Determine how many lines of the material hold the string "name" and reply with only that number.

Stored data entries:
========================

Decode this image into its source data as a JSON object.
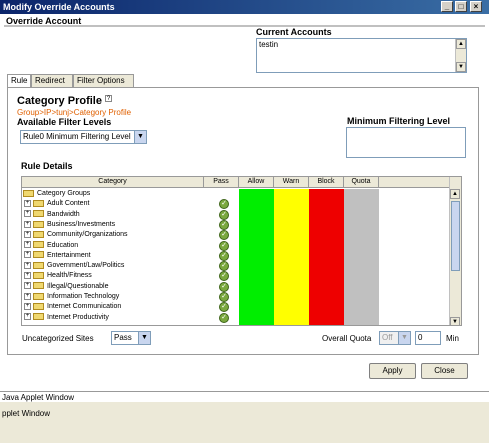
{
  "window": {
    "title": "Modify Override Accounts",
    "minimize": "_",
    "maximize": "□",
    "close": "×"
  },
  "override_account": {
    "heading": "Override Account",
    "current_accounts_label": "Current Accounts",
    "current_accounts_value": "testin"
  },
  "tabs": [
    {
      "label": "Rule",
      "active": true
    },
    {
      "label": "Redirect",
      "active": false
    },
    {
      "label": "Filter Options",
      "active": false
    }
  ],
  "rule": {
    "category_profile_label": "Category Profile",
    "breadcrumb": "Group>IP>tunj>Category Profile",
    "available_filter_levels_label": "Available Filter Levels",
    "filter_level_selected": "Rule0 Minimum Filtering Level",
    "minimum_filtering_label": "Minimum Filtering Level",
    "rule_details_label": "Rule Details"
  },
  "table": {
    "headers": [
      "Category",
      "Pass",
      "Allow",
      "Warn",
      "Block",
      "Quota"
    ],
    "group_header": "Category Groups",
    "rows": [
      "Adult Content",
      "Bandwidth",
      "Business/Investments",
      "Community/Organizations",
      "Education",
      "Entertainment",
      "Government/Law/Politics",
      "Health/Fitness",
      "Illegal/Questionable",
      "Information Technology",
      "Internet Communication",
      "Internet Productivity"
    ],
    "colors": {
      "allow": "#00ee00",
      "warn": "#ffff00",
      "block": "#ee0000",
      "quota": "#c0c0c0"
    }
  },
  "footer": {
    "uncategorized_label": "Uncategorized Sites",
    "uncategorized_value": "Pass",
    "overall_quota_label": "Overall Quota",
    "overall_quota_select": "Off",
    "quota_value": "0",
    "quota_unit": "Min",
    "apply": "Apply",
    "close": "Close"
  },
  "status": {
    "line1": "Java Applet Window",
    "line2": "pplet Window"
  }
}
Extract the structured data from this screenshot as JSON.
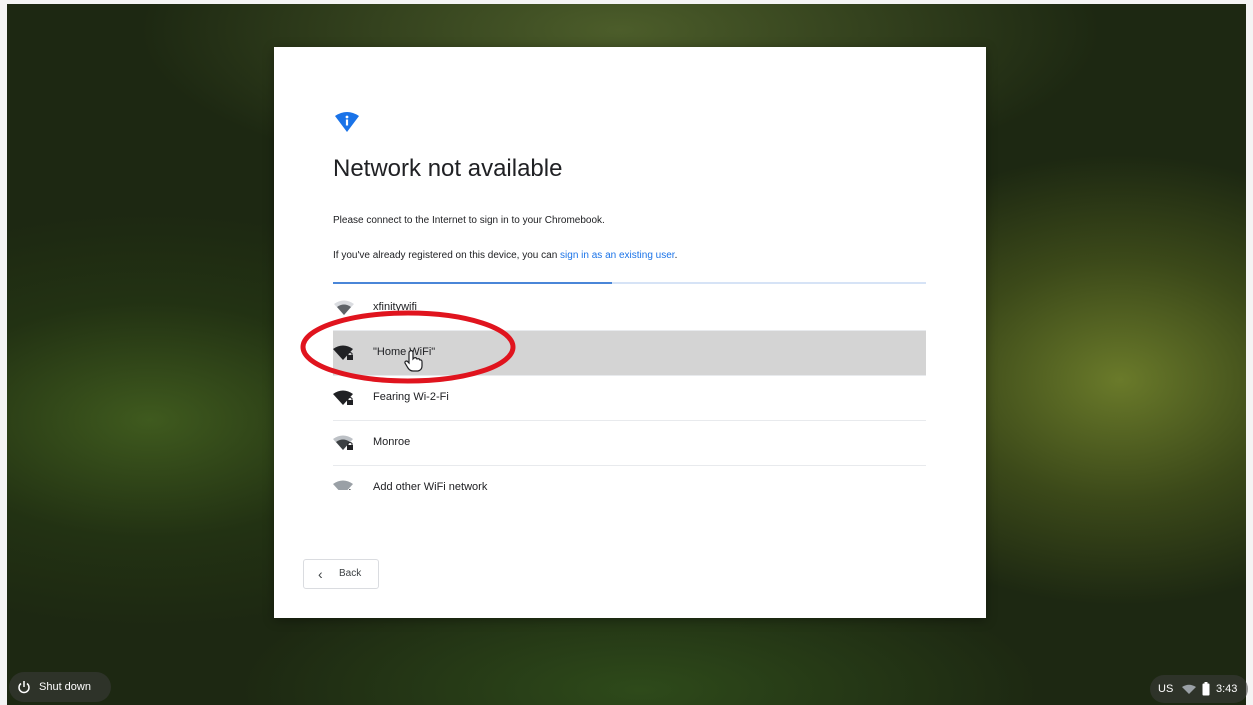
{
  "dialog": {
    "title": "Network not available",
    "subtitle": "Please connect to the Internet to sign in to your Chromebook.",
    "existing_prefix": "If you've already registered on this device, you can ",
    "existing_link": "sign in as an existing user",
    "existing_suffix": ".",
    "progress_fraction": 0.47,
    "networks": [
      {
        "name": "xfinitywifi",
        "locked": false,
        "icon": "wifi-icon",
        "selected": false
      },
      {
        "name": "\"Home WiFi\"",
        "locked": true,
        "icon": "wifi-locked-icon",
        "selected": true
      },
      {
        "name": "Fearing Wi-2-Fi",
        "locked": true,
        "icon": "wifi-locked-icon",
        "selected": false
      },
      {
        "name": "Monroe",
        "locked": true,
        "icon": "wifi-locked-icon",
        "selected": false
      },
      {
        "name": "Add other WiFi network",
        "locked": false,
        "icon": "wifi-add-icon",
        "selected": false
      }
    ],
    "back_label": "Back"
  },
  "shelf": {
    "shutdown_label": "Shut down",
    "language": "US",
    "time": "3:43"
  },
  "colors": {
    "accent": "#1a73e8",
    "annotation": "#e0141e",
    "selected_row": "#d4d4d4"
  }
}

========================

FINISHED ANSWER ::
5